For every line in the data below that contains "Center", copy the line.

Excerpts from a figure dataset
______
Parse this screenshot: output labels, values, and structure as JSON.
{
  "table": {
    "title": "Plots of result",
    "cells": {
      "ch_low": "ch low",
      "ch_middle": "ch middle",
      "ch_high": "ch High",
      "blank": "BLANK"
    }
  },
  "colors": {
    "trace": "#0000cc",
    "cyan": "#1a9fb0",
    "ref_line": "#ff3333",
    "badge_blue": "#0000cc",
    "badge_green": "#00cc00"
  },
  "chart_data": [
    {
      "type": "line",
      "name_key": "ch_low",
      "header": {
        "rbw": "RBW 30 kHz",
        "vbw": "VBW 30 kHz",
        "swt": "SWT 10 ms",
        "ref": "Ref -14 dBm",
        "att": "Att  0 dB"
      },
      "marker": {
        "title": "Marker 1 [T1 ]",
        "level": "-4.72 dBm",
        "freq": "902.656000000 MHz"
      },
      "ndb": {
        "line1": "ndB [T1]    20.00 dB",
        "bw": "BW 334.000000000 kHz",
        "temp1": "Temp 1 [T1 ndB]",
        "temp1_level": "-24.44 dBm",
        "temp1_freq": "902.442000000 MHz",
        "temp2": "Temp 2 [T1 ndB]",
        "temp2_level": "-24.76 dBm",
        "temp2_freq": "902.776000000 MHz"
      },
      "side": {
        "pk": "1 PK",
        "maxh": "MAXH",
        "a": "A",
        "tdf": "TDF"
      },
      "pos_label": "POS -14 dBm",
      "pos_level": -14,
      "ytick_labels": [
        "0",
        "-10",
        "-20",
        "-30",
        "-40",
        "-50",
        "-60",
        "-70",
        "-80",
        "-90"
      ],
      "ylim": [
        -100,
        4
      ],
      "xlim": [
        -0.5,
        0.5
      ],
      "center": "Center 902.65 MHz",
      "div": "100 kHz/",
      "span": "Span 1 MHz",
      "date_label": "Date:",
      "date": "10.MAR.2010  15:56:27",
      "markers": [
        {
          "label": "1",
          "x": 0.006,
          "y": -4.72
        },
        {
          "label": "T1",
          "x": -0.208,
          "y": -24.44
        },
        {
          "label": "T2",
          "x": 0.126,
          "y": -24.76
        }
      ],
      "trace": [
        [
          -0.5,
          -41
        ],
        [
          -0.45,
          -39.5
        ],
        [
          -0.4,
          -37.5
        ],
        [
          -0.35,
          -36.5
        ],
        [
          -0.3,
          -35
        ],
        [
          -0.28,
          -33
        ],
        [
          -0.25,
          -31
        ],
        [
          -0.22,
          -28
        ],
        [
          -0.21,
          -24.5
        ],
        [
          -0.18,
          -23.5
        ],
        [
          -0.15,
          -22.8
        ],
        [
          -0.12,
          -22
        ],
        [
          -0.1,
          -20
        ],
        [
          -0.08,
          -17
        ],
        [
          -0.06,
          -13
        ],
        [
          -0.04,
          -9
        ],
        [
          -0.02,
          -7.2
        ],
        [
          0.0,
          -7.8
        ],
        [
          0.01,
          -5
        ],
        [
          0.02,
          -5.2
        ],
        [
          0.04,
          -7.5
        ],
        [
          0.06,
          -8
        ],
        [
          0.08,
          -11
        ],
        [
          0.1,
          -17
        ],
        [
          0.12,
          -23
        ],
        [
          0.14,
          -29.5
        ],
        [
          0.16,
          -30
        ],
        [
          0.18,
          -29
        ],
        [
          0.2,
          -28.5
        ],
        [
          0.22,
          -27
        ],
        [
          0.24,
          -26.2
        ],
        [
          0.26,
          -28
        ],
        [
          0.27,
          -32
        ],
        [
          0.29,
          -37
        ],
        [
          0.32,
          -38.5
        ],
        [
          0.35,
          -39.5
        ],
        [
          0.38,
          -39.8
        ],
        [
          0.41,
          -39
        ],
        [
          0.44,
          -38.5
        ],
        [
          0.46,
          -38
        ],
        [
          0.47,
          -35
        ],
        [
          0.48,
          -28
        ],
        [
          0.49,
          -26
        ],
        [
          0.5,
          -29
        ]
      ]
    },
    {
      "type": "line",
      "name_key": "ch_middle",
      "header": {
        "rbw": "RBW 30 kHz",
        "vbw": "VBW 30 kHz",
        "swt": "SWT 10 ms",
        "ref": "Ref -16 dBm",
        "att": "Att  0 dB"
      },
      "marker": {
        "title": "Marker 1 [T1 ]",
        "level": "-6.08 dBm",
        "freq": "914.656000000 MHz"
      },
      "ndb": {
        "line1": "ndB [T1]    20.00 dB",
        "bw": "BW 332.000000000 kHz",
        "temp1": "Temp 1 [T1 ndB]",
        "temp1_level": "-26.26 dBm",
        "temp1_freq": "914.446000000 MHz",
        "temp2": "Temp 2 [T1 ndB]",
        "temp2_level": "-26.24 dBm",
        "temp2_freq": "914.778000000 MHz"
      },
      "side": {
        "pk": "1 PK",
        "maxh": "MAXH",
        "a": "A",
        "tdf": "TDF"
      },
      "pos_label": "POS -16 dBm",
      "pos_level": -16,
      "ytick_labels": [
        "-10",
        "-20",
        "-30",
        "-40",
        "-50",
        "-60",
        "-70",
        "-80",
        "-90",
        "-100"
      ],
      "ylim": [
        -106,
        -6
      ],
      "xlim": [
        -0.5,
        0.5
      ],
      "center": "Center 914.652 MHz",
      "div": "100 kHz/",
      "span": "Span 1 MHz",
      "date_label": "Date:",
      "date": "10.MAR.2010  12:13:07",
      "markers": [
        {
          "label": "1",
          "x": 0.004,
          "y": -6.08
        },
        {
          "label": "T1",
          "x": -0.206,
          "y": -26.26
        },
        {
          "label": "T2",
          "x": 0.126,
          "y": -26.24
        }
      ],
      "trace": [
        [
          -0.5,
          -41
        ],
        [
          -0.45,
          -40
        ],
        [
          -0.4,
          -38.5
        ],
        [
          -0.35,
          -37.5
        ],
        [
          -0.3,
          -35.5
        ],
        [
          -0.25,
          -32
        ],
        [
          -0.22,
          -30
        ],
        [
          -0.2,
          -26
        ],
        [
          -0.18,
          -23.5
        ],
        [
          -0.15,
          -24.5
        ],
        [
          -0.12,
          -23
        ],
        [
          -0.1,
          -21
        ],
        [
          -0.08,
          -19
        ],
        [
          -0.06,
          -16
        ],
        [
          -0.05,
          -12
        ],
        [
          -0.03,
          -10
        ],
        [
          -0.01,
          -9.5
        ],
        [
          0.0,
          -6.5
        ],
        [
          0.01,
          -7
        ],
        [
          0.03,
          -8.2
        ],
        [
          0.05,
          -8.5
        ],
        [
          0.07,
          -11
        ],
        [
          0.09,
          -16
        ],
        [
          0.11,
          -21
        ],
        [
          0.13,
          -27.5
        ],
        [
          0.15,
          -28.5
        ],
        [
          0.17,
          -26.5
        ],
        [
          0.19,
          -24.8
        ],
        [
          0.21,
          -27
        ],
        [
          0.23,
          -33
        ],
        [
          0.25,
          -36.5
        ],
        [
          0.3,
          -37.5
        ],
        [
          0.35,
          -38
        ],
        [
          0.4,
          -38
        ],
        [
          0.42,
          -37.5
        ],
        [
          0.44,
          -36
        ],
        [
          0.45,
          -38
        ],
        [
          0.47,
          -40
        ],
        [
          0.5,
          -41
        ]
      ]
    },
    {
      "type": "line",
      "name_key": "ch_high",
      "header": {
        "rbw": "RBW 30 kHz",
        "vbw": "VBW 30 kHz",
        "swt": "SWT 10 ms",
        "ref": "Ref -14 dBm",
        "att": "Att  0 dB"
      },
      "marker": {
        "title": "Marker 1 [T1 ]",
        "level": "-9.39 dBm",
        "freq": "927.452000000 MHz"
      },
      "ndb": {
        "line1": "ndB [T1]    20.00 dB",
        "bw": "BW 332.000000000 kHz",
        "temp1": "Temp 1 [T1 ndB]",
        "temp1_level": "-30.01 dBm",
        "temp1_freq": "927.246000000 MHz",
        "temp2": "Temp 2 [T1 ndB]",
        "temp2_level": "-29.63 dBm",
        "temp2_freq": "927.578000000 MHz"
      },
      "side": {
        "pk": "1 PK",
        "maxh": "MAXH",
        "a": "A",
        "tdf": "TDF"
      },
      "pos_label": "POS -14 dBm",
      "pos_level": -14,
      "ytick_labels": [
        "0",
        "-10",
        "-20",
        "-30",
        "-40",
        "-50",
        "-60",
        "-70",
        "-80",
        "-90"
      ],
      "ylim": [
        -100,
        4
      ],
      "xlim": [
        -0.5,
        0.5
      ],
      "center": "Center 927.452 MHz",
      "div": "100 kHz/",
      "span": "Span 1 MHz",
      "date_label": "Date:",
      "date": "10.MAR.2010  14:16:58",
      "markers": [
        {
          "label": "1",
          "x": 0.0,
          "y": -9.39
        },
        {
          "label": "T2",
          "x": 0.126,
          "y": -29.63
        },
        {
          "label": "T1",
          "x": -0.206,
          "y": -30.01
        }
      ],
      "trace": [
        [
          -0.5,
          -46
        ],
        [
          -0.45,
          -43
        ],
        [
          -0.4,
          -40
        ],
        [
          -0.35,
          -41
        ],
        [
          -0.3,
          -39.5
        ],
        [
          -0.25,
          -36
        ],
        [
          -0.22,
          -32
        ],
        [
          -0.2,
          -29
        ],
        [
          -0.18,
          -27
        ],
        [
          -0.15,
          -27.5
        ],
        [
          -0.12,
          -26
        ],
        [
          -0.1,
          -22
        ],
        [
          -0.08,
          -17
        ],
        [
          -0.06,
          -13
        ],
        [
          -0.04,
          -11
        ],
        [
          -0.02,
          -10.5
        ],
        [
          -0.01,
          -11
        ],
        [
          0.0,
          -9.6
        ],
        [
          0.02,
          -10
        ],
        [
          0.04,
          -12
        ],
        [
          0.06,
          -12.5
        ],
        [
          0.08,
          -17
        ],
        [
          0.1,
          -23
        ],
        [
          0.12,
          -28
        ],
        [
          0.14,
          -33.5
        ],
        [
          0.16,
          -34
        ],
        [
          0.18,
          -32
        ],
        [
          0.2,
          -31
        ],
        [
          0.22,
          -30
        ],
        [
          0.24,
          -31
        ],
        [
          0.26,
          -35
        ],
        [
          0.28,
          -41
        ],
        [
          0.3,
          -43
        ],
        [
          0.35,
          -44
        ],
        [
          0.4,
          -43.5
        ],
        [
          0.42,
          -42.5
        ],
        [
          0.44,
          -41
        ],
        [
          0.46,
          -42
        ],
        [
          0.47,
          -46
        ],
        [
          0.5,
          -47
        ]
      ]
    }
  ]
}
______
■ **Exercise result**:
      "center": "Center 902.65 MHz",
      "center": "Center 914.652 MHz",
      "center": "Center 927.452 MHz",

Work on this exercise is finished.